BEGIN Material for this task

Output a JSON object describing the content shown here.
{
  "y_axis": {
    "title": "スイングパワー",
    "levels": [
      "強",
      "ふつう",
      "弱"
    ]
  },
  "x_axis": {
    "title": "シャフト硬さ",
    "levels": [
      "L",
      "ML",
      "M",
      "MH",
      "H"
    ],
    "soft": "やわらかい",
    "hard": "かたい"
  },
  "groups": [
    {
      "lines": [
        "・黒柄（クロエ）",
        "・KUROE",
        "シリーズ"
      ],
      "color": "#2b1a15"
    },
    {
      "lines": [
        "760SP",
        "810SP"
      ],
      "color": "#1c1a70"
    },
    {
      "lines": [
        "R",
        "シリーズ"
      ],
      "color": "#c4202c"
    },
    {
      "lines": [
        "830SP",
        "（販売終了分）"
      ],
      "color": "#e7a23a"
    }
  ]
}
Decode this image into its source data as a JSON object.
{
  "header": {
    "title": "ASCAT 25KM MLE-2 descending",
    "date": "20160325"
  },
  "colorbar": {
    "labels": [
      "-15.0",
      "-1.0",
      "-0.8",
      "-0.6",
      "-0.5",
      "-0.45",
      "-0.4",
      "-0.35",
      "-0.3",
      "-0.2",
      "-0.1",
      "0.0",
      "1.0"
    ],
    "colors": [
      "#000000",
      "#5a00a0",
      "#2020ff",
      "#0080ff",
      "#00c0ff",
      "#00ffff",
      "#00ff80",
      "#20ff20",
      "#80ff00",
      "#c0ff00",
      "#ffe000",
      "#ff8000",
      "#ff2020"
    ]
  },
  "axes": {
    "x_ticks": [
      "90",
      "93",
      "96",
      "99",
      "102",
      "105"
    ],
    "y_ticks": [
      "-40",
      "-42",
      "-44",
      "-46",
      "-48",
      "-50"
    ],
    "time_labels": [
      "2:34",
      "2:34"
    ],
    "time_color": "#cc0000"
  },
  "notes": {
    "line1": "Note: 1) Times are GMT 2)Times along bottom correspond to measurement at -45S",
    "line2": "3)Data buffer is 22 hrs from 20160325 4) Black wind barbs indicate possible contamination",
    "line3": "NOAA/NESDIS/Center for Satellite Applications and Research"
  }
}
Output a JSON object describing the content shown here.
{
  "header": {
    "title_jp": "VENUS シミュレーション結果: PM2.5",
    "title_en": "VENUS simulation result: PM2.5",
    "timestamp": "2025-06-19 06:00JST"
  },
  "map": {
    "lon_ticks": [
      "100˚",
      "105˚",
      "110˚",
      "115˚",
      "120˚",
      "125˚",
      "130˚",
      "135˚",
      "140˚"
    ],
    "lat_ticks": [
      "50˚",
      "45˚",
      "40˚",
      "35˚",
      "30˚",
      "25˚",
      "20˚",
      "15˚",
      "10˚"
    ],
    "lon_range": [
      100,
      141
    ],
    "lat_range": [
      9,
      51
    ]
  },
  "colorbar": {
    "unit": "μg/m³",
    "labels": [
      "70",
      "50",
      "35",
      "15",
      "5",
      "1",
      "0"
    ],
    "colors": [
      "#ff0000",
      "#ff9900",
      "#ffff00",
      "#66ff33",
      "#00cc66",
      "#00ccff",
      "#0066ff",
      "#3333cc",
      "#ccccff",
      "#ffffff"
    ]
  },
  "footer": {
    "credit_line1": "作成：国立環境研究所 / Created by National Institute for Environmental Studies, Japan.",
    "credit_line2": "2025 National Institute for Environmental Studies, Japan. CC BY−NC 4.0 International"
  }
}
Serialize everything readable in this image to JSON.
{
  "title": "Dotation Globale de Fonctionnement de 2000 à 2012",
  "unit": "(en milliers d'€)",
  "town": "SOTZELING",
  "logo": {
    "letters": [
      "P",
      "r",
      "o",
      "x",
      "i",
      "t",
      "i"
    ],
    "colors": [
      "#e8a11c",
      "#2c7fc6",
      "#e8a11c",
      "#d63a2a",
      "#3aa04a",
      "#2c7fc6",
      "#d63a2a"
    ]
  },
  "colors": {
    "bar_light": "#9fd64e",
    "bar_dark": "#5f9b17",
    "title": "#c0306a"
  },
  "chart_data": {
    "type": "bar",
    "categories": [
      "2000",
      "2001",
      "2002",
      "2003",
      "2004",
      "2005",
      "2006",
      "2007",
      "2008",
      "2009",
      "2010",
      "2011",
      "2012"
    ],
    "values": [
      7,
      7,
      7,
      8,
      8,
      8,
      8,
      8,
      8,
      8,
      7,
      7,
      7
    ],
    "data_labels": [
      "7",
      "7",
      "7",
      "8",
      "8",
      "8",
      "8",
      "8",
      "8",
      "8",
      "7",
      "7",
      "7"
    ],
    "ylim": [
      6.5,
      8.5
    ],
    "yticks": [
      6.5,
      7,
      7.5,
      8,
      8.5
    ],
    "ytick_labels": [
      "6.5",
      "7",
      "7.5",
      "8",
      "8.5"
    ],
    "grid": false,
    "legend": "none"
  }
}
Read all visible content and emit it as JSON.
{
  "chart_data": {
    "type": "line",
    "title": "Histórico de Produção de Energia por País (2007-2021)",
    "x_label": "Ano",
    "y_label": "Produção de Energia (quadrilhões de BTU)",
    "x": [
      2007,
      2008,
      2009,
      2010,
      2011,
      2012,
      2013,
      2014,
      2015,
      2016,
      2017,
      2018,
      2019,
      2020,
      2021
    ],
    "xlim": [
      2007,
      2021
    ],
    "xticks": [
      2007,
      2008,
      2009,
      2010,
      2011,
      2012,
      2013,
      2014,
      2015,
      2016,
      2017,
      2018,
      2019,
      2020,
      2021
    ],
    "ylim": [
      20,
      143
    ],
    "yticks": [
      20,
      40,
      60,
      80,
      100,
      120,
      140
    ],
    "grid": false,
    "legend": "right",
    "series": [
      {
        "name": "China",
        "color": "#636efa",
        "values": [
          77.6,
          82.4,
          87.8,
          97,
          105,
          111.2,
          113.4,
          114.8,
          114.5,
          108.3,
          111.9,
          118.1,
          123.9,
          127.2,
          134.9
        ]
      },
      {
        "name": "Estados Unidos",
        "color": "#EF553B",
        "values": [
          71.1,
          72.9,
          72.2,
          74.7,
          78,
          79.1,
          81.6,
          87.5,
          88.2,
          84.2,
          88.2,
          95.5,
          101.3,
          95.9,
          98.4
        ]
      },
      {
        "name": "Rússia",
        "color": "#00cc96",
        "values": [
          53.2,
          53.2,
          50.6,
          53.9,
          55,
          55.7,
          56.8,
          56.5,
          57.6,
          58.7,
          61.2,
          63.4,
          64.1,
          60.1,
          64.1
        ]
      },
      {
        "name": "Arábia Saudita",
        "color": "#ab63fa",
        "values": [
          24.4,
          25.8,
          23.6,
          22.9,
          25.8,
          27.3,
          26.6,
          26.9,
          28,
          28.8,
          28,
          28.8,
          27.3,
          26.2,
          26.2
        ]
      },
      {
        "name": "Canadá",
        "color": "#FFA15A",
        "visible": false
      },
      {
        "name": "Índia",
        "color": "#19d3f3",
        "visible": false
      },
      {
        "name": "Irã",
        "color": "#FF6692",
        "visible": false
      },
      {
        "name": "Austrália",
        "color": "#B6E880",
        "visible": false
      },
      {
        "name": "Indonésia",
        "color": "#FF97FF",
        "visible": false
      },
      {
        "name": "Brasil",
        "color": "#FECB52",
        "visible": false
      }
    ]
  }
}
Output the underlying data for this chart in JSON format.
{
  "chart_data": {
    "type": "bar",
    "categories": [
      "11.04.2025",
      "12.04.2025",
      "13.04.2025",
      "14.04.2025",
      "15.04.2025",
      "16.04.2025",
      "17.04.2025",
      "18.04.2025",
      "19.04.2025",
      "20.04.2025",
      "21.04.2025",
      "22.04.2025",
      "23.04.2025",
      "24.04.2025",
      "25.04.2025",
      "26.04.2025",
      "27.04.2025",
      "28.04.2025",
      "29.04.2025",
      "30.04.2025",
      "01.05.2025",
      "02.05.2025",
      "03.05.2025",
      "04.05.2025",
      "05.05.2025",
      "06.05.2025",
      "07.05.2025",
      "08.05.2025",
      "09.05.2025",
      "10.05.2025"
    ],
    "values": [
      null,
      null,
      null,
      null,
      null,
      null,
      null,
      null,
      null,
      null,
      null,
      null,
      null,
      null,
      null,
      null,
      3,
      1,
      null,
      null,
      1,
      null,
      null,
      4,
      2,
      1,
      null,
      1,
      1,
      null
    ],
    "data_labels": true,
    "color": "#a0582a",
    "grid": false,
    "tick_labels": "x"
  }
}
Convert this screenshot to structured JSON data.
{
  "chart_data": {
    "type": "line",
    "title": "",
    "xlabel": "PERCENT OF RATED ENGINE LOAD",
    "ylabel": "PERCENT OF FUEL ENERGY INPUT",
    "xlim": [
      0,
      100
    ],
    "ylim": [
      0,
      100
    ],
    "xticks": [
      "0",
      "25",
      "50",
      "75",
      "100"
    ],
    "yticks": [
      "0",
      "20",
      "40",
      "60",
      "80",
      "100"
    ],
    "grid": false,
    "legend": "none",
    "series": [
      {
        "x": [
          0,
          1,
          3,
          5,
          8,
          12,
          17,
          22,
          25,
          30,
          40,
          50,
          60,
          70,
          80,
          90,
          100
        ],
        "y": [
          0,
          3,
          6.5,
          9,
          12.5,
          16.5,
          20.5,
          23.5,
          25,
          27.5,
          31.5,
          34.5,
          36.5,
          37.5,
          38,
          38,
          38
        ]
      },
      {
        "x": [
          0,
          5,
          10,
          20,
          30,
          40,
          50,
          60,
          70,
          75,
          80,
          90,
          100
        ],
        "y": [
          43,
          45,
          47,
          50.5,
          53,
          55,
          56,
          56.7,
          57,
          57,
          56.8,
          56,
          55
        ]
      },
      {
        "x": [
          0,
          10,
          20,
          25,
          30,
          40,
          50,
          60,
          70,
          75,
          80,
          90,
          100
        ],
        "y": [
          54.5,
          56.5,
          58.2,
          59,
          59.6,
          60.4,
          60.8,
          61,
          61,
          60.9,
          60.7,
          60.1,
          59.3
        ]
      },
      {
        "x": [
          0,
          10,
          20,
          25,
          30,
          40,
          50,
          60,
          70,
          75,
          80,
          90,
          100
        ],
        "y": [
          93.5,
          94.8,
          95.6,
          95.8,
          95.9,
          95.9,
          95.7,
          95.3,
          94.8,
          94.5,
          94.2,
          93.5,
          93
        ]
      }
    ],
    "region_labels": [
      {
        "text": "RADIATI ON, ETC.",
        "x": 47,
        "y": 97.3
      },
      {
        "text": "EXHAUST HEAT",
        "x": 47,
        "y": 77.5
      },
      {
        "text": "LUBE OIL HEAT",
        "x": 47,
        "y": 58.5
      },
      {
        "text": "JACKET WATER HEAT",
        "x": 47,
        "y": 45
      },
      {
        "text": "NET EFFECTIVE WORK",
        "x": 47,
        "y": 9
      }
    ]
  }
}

END Material for this task

_What to do_: Look through the entries above for the word "HEAT". Copy every line where it shows up.

_The completed task_:
        "text": "EXHAUST HEAT",
        "text": "LUBE OIL HEAT",
        "text": "JACKET WATER HEAT",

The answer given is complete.